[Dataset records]
Begin

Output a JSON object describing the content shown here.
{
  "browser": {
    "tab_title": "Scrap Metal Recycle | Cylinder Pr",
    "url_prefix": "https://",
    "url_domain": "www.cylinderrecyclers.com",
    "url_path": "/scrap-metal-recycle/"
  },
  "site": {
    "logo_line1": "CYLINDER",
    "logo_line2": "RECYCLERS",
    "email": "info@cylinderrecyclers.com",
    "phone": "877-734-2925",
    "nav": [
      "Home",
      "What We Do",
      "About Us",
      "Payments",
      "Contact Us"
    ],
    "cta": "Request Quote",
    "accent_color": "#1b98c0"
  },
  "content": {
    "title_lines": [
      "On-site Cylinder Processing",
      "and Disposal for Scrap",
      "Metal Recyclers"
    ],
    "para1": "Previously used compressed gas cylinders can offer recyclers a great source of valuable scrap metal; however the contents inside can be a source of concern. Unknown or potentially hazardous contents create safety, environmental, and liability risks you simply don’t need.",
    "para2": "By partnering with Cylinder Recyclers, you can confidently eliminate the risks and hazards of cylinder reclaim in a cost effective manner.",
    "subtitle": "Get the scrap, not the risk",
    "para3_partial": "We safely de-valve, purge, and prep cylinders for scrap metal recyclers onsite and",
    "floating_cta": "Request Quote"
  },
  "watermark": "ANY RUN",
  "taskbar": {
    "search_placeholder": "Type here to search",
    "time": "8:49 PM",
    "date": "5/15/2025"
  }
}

End

→ **EXERCISE GOAL**: Extract the complete listing above, reproducing each line exactly.

→ **SOLUTION FOR THIS PROBLEM**:
Output a JSON object describing the content shown here.
{
  "browser": {
    "tab_title": "Scrap Metal Recycle | Cylinder Pr",
    "url_prefix": "https://",
    "url_domain": "www.cylinderrecyclers.com",
    "url_path": "/scrap-metal-recycle/"
  },
  "site": {
    "logo_line1": "CYLINDER",
    "logo_line2": "RECYCLERS",
    "email": "info@cylinderrecyclers.com",
    "phone": "877-734-2925",
    "nav": [
      "Home",
      "What We Do",
      "About Us",
      "Payments",
      "Contact Us"
    ],
    "cta": "Request Quote",
    "accent_color": "#1b98c0"
  },
  "content": {
    "title_lines": [
      "On-site Cylinder Processing",
      "and Disposal for Scrap",
      "Metal Recyclers"
    ],
    "para1": "Previously used compressed gas cylinders can offer recyclers a great source of valuable scrap metal; however the contents inside can be a source of concern. Unknown or potentially hazardous contents create safety, environmental, and liability risks you simply don’t need.",
    "para2": "By partnering with Cylinder Recyclers, you can confidently eliminate the risks and hazards of cylinder reclaim in a cost effective manner.",
    "subtitle": "Get the scrap, not the risk",
    "para3_partial": "We safely de-valve, purge, and prep cylinders for scrap metal recyclers onsite and",
    "floating_cta": "Request Quote"
  },
  "watermark": "ANY RUN",
  "taskbar": {
    "search_placeholder": "Type here to search",
    "time": "8:49 PM",
    "date": "5/15/2025"
  }
}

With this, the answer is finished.